What you will do — Gather every line of the entries that includes the word "全口径销售面积分别为".

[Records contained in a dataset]
■ ■ ■ ■ ■
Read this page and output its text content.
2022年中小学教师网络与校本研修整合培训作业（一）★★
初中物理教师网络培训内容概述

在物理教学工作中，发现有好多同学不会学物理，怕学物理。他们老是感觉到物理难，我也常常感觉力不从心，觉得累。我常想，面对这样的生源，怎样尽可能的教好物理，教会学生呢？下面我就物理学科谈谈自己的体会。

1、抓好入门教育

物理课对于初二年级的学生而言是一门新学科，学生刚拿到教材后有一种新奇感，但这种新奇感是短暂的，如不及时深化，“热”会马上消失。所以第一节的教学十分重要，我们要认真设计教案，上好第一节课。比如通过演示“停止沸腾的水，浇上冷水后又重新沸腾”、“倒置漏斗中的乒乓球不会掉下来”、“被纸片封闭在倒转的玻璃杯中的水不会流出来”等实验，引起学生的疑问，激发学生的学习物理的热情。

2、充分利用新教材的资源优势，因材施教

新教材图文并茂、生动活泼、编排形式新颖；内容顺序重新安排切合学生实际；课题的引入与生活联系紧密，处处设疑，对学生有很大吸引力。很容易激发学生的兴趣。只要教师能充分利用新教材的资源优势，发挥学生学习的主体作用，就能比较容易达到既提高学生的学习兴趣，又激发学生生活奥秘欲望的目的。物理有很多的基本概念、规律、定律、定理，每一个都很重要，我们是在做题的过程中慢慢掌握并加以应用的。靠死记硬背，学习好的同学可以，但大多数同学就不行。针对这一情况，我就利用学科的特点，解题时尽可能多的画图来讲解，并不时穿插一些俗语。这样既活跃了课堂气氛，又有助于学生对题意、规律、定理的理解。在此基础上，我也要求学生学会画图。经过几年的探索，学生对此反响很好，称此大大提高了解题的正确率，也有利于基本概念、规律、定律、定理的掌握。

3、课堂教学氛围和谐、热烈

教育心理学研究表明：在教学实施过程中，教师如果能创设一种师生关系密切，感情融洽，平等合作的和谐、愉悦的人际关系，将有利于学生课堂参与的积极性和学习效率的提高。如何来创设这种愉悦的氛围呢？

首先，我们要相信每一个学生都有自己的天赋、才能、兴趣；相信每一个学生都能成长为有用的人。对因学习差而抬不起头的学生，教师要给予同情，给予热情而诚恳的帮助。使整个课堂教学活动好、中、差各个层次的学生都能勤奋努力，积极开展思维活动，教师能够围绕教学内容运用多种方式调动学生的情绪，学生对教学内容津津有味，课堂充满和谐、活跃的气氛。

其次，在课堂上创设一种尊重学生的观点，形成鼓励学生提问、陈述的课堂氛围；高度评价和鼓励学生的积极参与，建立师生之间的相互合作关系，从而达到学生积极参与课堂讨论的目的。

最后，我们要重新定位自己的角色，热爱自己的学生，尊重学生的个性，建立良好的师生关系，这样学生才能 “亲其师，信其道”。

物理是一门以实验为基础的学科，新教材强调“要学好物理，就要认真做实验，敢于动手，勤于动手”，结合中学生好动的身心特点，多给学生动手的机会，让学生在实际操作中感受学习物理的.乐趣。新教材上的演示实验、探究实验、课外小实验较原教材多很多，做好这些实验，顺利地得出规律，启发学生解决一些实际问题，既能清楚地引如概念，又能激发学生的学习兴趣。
■ ■ ■ ■ ■
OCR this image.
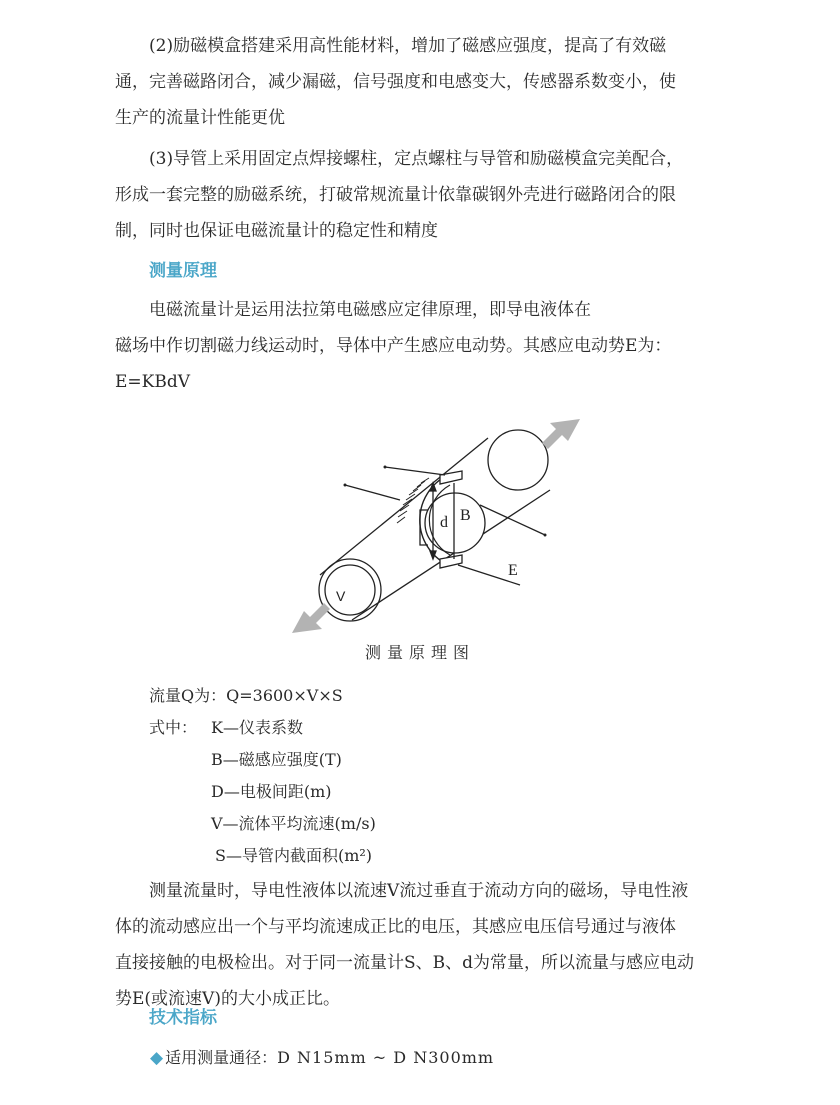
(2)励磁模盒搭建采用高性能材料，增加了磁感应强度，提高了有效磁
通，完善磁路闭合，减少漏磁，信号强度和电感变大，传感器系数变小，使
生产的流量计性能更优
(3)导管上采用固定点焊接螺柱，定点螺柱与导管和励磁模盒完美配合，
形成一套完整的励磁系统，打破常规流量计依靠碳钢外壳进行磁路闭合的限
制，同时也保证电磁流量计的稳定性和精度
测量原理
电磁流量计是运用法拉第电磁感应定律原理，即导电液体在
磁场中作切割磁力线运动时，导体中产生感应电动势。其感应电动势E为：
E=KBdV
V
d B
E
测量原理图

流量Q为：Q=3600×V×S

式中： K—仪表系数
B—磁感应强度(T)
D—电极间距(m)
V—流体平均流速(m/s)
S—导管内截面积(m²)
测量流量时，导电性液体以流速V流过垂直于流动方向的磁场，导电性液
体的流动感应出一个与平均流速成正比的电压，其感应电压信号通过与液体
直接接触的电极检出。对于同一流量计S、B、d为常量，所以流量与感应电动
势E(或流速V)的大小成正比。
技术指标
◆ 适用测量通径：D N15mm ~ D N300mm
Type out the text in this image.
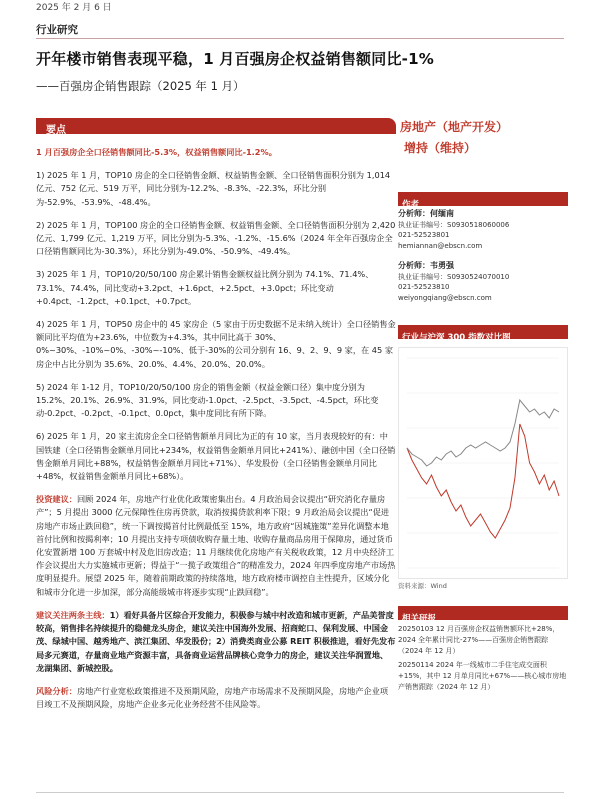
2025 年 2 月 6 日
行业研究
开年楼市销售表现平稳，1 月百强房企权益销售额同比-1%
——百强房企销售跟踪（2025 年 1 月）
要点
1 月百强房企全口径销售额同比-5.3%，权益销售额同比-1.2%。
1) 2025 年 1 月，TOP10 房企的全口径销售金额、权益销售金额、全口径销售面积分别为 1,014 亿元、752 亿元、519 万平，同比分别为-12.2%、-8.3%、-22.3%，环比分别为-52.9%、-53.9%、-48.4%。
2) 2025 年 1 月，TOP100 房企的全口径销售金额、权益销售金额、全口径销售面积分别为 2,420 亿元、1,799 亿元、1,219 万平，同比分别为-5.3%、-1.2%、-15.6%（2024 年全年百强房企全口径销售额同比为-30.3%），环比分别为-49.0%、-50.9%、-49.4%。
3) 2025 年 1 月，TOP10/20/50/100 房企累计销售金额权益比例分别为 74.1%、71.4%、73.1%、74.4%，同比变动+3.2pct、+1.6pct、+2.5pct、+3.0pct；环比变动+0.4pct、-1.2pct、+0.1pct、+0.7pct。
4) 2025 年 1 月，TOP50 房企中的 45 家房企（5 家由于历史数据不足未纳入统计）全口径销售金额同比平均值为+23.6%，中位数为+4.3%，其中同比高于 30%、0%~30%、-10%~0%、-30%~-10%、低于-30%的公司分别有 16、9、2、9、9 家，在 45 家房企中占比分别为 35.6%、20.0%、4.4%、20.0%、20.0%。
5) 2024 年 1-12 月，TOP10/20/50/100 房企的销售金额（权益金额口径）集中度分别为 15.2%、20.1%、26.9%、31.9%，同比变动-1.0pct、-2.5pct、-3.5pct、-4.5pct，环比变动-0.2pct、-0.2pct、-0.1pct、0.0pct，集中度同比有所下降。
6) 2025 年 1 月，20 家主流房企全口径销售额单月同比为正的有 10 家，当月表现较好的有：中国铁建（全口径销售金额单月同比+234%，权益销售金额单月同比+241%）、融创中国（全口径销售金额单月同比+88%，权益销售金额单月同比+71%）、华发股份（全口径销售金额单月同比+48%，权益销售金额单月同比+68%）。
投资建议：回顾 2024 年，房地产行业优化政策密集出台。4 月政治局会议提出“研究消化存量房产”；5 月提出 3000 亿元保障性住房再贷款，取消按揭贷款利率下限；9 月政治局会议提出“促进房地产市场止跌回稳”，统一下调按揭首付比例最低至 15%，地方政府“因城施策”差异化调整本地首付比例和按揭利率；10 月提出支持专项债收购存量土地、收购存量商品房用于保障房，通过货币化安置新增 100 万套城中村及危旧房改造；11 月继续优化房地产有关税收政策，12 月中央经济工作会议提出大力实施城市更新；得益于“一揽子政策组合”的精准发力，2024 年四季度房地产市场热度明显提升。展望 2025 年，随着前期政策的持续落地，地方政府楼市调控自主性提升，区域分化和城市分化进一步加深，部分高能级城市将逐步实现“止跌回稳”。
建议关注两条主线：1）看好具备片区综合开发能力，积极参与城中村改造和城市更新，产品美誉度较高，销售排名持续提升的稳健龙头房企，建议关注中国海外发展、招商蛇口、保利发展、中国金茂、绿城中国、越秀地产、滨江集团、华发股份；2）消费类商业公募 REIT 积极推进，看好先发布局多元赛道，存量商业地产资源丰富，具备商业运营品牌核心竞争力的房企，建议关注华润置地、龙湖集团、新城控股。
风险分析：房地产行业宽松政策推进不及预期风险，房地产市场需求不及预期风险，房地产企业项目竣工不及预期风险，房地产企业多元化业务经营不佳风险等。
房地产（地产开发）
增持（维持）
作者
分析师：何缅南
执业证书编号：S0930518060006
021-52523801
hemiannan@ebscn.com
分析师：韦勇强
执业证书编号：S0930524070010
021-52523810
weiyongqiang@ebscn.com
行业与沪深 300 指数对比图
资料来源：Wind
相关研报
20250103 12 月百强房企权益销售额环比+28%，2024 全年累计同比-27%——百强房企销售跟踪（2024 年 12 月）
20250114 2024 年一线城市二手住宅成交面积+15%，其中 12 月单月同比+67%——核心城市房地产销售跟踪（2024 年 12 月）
■ ■ ■ ■ ■
Response —
1) 2025 年 1 月，TOP10 房企的全口径销售金额、权益销售金额、全口径销售面积分别为 1,014 亿元、752 亿元、519 万平，同比分别为-12.2%、-8.3%、-22.3%，环比分别为-52.9%、-53.9%、-48.4%。
2) 2025 年 1 月，TOP100 房企的全口径销售金额、权益销售金额、全口径销售面积分别为 2,420 亿元、1,799 亿元、1,219 万平，同比分别为-5.3%、-1.2%、-15.6%（2024 年全年百强房企全口径销售额同比为-30.3%），环比分别为-49.0%、-50.9%、-49.4%。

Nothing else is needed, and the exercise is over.